EXERCISE OBJECTIVE
Could you copy every line from the material below in which "потерь" appears?

RECORDS SUPPLIED
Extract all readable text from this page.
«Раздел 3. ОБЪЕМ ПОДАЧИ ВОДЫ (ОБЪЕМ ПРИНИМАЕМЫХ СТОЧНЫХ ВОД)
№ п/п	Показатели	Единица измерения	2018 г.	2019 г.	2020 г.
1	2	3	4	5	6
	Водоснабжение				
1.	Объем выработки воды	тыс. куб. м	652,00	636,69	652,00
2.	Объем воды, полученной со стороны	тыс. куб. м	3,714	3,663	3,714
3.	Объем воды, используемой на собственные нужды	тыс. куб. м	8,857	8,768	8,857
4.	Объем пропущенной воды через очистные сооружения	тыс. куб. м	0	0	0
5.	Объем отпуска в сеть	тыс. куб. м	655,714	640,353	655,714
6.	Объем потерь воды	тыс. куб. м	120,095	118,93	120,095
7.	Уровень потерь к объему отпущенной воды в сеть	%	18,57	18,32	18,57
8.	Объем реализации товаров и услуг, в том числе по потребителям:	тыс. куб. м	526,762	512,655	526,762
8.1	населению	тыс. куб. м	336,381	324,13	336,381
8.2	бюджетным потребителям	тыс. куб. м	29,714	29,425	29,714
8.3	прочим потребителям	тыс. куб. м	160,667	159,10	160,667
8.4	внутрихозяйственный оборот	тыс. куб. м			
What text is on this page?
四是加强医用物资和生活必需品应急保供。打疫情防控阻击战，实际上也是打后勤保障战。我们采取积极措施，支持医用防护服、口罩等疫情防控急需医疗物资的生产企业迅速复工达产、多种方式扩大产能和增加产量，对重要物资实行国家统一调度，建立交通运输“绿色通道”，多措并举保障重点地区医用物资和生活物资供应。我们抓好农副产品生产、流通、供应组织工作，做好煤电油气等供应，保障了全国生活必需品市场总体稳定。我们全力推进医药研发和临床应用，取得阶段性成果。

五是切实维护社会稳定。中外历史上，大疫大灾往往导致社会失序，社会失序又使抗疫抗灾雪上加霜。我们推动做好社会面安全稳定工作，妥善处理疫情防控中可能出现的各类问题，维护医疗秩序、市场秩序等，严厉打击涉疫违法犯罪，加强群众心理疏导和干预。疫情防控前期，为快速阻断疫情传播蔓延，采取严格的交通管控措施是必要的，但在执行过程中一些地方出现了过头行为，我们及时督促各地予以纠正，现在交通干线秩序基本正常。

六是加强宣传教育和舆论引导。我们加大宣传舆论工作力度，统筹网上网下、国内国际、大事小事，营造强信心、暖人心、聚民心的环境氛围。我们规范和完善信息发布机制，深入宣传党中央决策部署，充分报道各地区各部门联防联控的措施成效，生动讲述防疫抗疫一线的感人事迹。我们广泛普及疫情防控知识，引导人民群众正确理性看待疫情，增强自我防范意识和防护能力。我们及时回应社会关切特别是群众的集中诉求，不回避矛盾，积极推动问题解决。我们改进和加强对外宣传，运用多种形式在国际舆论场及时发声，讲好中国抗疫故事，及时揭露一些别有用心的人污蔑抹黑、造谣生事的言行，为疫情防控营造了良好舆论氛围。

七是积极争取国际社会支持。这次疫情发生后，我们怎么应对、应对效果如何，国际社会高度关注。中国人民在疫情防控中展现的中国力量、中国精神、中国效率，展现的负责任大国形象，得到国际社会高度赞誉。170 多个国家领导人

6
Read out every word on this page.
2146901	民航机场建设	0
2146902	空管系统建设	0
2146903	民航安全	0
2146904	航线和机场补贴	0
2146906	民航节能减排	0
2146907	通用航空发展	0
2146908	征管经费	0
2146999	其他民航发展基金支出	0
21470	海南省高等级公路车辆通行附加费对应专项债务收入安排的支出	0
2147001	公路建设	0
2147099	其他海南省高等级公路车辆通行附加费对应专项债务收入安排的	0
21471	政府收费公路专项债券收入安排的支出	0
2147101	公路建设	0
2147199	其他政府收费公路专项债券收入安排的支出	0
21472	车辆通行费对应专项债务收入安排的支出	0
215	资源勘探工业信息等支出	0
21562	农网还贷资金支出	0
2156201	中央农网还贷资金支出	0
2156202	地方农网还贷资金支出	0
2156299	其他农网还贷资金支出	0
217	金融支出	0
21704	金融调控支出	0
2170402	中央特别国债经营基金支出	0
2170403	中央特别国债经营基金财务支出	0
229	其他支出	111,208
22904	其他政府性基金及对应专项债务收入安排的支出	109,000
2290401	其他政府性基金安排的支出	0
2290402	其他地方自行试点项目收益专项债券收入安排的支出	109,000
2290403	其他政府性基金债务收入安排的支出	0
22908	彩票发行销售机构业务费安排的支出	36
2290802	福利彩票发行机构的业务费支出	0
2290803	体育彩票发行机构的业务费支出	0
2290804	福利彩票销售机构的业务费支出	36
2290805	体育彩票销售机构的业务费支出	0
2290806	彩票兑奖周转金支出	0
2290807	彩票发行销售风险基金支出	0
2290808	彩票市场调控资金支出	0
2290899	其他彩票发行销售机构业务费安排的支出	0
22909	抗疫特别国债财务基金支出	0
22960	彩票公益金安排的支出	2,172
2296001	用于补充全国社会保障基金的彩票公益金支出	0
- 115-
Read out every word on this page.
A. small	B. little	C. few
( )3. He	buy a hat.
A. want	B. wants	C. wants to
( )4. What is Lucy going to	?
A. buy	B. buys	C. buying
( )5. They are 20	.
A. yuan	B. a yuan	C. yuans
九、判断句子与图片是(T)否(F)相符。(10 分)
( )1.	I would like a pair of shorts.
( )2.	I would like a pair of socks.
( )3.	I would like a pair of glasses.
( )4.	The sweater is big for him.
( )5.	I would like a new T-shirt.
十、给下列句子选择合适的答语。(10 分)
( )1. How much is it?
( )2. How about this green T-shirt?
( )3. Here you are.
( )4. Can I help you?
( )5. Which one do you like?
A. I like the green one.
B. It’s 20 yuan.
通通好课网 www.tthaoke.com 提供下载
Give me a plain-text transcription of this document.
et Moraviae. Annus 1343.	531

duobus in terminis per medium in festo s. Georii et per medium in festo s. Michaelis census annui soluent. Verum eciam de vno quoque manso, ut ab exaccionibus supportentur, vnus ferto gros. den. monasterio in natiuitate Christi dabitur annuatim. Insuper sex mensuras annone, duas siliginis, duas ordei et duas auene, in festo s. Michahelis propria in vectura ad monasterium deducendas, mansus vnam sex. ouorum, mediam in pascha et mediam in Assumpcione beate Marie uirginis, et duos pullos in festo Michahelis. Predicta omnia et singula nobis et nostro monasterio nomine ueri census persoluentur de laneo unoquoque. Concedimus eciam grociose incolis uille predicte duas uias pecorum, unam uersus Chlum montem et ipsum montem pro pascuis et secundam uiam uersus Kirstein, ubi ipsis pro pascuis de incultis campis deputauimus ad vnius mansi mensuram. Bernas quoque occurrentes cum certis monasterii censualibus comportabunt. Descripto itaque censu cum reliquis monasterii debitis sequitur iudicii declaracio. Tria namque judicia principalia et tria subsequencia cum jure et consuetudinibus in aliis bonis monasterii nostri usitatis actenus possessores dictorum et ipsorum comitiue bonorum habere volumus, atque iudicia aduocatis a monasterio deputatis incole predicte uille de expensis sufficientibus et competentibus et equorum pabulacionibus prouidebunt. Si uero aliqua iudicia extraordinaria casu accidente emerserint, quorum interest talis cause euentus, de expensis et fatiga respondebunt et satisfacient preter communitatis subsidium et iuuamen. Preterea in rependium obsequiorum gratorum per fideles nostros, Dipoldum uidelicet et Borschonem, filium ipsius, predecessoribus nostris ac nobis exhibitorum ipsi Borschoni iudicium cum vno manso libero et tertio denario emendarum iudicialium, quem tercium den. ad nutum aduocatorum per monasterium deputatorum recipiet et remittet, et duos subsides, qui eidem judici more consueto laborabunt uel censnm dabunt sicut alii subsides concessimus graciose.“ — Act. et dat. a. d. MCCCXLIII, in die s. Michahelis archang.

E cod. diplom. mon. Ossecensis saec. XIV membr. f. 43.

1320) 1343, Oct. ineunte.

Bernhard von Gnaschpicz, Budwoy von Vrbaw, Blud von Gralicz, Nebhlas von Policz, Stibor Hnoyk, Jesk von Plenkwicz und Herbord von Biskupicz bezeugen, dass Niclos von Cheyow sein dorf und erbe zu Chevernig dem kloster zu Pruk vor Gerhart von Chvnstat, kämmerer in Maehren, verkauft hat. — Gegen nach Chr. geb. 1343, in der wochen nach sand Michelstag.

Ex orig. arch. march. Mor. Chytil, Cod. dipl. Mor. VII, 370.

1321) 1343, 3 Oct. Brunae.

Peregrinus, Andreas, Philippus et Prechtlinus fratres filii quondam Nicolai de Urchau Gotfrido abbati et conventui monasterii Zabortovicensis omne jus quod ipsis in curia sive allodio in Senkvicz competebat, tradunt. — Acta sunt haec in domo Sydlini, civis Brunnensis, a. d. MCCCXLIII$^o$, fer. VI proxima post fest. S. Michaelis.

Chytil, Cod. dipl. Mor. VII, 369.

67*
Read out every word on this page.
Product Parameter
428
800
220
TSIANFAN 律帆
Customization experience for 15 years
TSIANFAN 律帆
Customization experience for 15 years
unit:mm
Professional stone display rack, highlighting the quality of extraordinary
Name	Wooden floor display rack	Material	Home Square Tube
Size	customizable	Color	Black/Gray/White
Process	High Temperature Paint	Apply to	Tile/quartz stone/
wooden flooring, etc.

EXERCISE OUTPUT
6.	Объем потерь воды	тыс. куб. м	120,095	118,93	120,095
7.	Уровень потерь к объему отпущенной воды в сеть	%	18,57	18,32	18,57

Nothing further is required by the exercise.